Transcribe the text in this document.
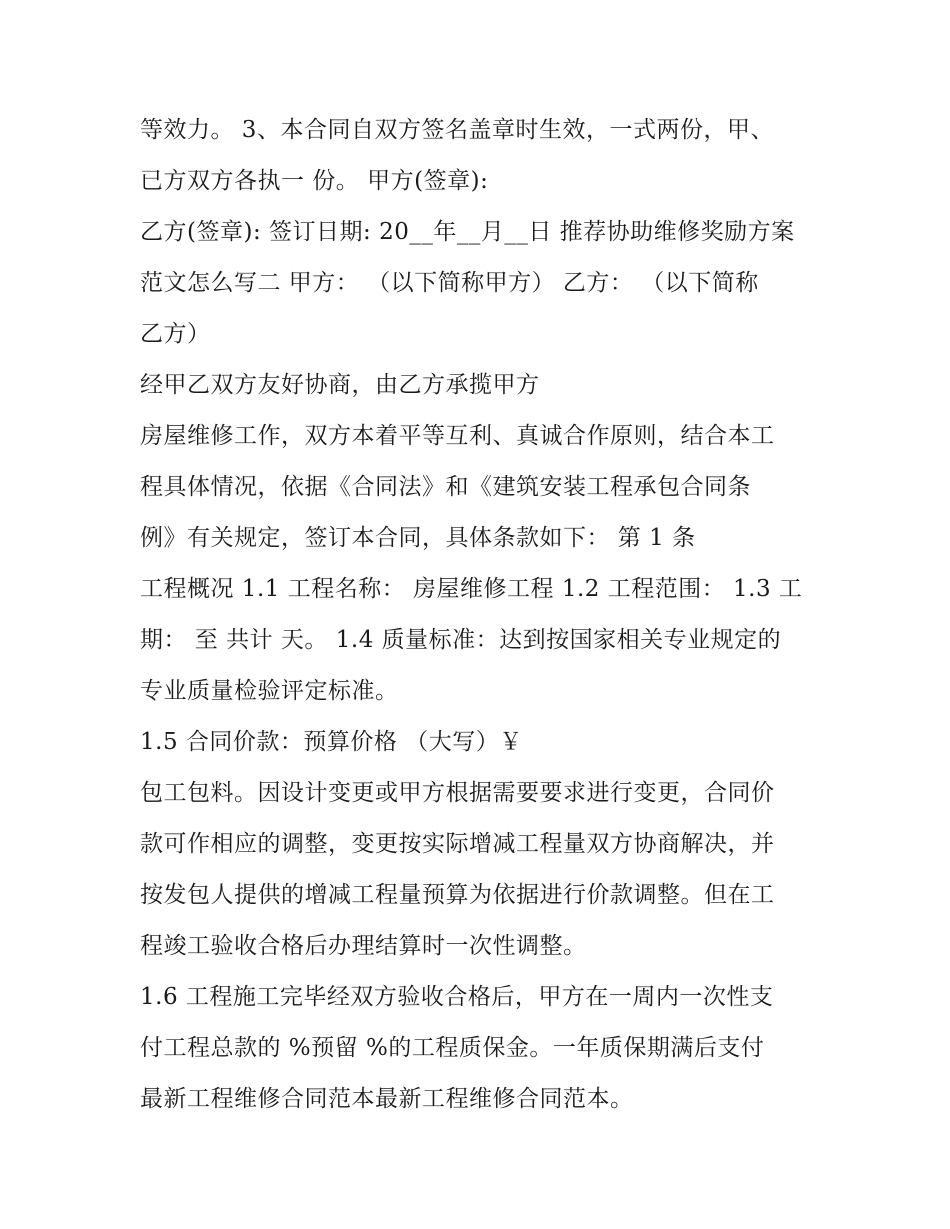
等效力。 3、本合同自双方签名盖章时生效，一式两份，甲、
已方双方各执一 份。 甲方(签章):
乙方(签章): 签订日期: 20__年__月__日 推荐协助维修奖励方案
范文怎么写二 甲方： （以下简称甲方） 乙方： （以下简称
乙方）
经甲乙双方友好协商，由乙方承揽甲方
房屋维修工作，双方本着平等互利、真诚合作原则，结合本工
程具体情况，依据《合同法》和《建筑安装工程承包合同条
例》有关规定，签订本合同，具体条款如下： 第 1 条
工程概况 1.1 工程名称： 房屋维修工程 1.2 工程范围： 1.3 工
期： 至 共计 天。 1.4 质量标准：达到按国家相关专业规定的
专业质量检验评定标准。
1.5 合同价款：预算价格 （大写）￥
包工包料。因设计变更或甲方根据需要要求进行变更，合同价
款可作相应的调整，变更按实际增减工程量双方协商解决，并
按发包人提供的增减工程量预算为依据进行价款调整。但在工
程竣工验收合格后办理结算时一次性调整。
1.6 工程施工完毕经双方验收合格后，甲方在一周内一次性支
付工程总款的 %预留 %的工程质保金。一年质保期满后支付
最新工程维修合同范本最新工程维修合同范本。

——

### WHAT YOU HAVE TO DO:
Set down every record once more, word for word, without pictures.

### OUTPUT FOR THIS EXERCISE:
Transcribe the text in this document.
等效力。 3、本合同自双方签名盖章时生效，一式两份，甲、
已方双方各执一 份。 甲方(签章):
乙方(签章): 签订日期: 20__年__月__日 推荐协助维修奖励方案
范文怎么写二 甲方： （以下简称甲方） 乙方： （以下简称
乙方）
经甲乙双方友好协商，由乙方承揽甲方
房屋维修工作，双方本着平等互利、真诚合作原则，结合本工
程具体情况，依据《合同法》和《建筑安装工程承包合同条
例》有关规定，签订本合同，具体条款如下： 第 1 条
工程概况 1.1 工程名称： 房屋维修工程 1.2 工程范围： 1.3 工
期： 至 共计 天。 1.4 质量标准：达到按国家相关专业规定的
专业质量检验评定标准。
1.5 合同价款：预算价格 （大写）￥
包工包料。因设计变更或甲方根据需要要求进行变更，合同价
款可作相应的调整，变更按实际增减工程量双方协商解决，并
按发包人提供的增减工程量预算为依据进行价款调整。但在工
程竣工验收合格后办理结算时一次性调整。
1.6 工程施工完毕经双方验收合格后，甲方在一周内一次性支
付工程总款的 %预留 %的工程质保金。一年质保期满后支付
最新工程维修合同范本最新工程维修合同范本。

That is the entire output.